[Data records]
==================================================
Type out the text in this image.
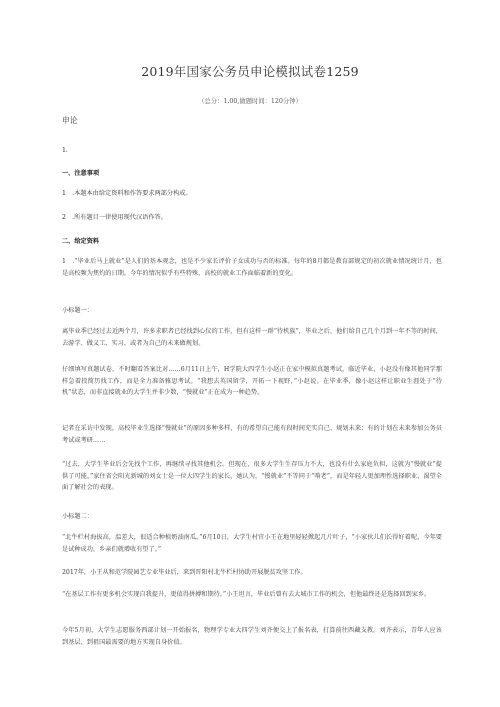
2019年国家公务员申论模拟试卷1259
（总分：1.00,做题时间：120分钟）
申论
1.
一、注意事项
1　.本题本由给定资料和作答要求两部分构成。
2　.所有题目一律使用现代汉语作答。
二、给定资料
1　.“毕业后马上就业”是人们的基本观念，也是不少家长评价子女成功与否的标准。每年的8月都是教育部规定的初次就业情况统计月，也是高校频为焦灼的日期。今年的情况似乎有些特殊，高校的就业工作面临着新的变化。
小标题一：
离毕业季已经过去近两个月，许多求职者已经找到心仪的工作，但有这样一群“待机族”，毕业之后，他们给自己几个月到一年不等的时间，去游学、做义工、实习，或者为自己的未来做规划。
仔细填写真题试卷，不时翻看答案比对……6月11日上午，H学院大四学生小赵正在家中模拟真题考试，临近毕业，小赵没有像其他同学那样急着投简历找工作，而是全力准备雅思考试。“我想去英国留学，开拓一下视野，”小赵说。在毕业季，像小赵这样让职业生涯处于“待机”状态，而非直接就业的大学生并非少数，“慢就业”正在成为一种趋势。
记者在采访中发现，高校毕业生选择“慢就业”的原因多种多样，有的希望自己能有段时间充实自己、规划未来；有的计划在未来参加公务员考试或考研……
“过去，大学生毕业后会先找个工作，再继续寻找其他机会。但现在，很多大学生生存压力不大，也没有什么家庭负担，这就为“慢就业”提供了可能。”家住省会阳光新城的刘女士是一位大四学生的家长，她认为，“慢就业”不等同于“啃老”，而是年轻人更加理性选择职业、渴望全面了解社会的表现。
小标题二：
“北牛栏村海拔高，温差大，很适合种植奶油南瓜。”6月10日，大学生村官小王在地里轻轻掀起几片叶子，“小家伙儿们长得好着呢，今年要是试种成功，乡亲们就增收有望了。”
2017年，小王从和范学院园艺专业毕业后，来到晋阳村北牛栏村协助开展脱贫攻坚工作。
“在基层工作有更多机会实现自我提升，更值得拼搏和期待。”小王坦言，毕业后曾有去大城市工作的机会，但他最终还是选择回到家乡。
今年5月初，大学生志愿服务西部计划一开始报名，物理学专业大四学生刘齐便交上了报名表，打算前往西藏支教。刘齐表示，青年人应该到基层、到祖国最需要的地方实现自身价值。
==================================================
- _Set exercise_
Write the entries above out in full, exactly, with no images.

- _Full answer_
Type out the text in this image.
2019年国家公务员申论模拟试卷1259
（总分：1.00,做题时间：120分钟）
申论
1.
一、注意事项
1　.本题本由给定资料和作答要求两部分构成。
2　.所有题目一律使用现代汉语作答。
二、给定资料
1　.“毕业后马上就业”是人们的基本观念，也是不少家长评价子女成功与否的标准。每年的8月都是教育部规定的初次就业情况统计月，也是高校频为焦灼的日期。今年的情况似乎有些特殊，高校的就业工作面临着新的变化。
小标题一：
离毕业季已经过去近两个月，许多求职者已经找到心仪的工作，但有这样一群“待机族”，毕业之后，他们给自己几个月到一年不等的时间，去游学、做义工、实习，或者为自己的未来做规划。
仔细填写真题试卷，不时翻看答案比对……6月11日上午，H学院大四学生小赵正在家中模拟真题考试，临近毕业，小赵没有像其他同学那样急着投简历找工作，而是全力准备雅思考试。“我想去英国留学，开拓一下视野，”小赵说。在毕业季，像小赵这样让职业生涯处于“待机”状态，而非直接就业的大学生并非少数，“慢就业”正在成为一种趋势。
记者在采访中发现，高校毕业生选择“慢就业”的原因多种多样，有的希望自己能有段时间充实自己、规划未来；有的计划在未来参加公务员考试或考研……
“过去，大学生毕业后会先找个工作，再继续寻找其他机会。但现在，很多大学生生存压力不大，也没有什么家庭负担，这就为“慢就业”提供了可能。”家住省会阳光新城的刘女士是一位大四学生的家长，她认为，“慢就业”不等同于“啃老”，而是年轻人更加理性选择职业、渴望全面了解社会的表现。
小标题二：
“北牛栏村海拔高，温差大，很适合种植奶油南瓜。”6月10日，大学生村官小王在地里轻轻掀起几片叶子，“小家伙儿们长得好着呢，今年要是试种成功，乡亲们就增收有望了。”
2017年，小王从和范学院园艺专业毕业后，来到晋阳村北牛栏村协助开展脱贫攻坚工作。
“在基层工作有更多机会实现自我提升，更值得拼搏和期待。”小王坦言，毕业后曾有去大城市工作的机会，但他最终还是选择回到家乡。
今年5月初，大学生志愿服务西部计划一开始报名，物理学专业大四学生刘齐便交上了报名表，打算前往西藏支教。刘齐表示，青年人应该到基层、到祖国最需要的地方实现自身价值。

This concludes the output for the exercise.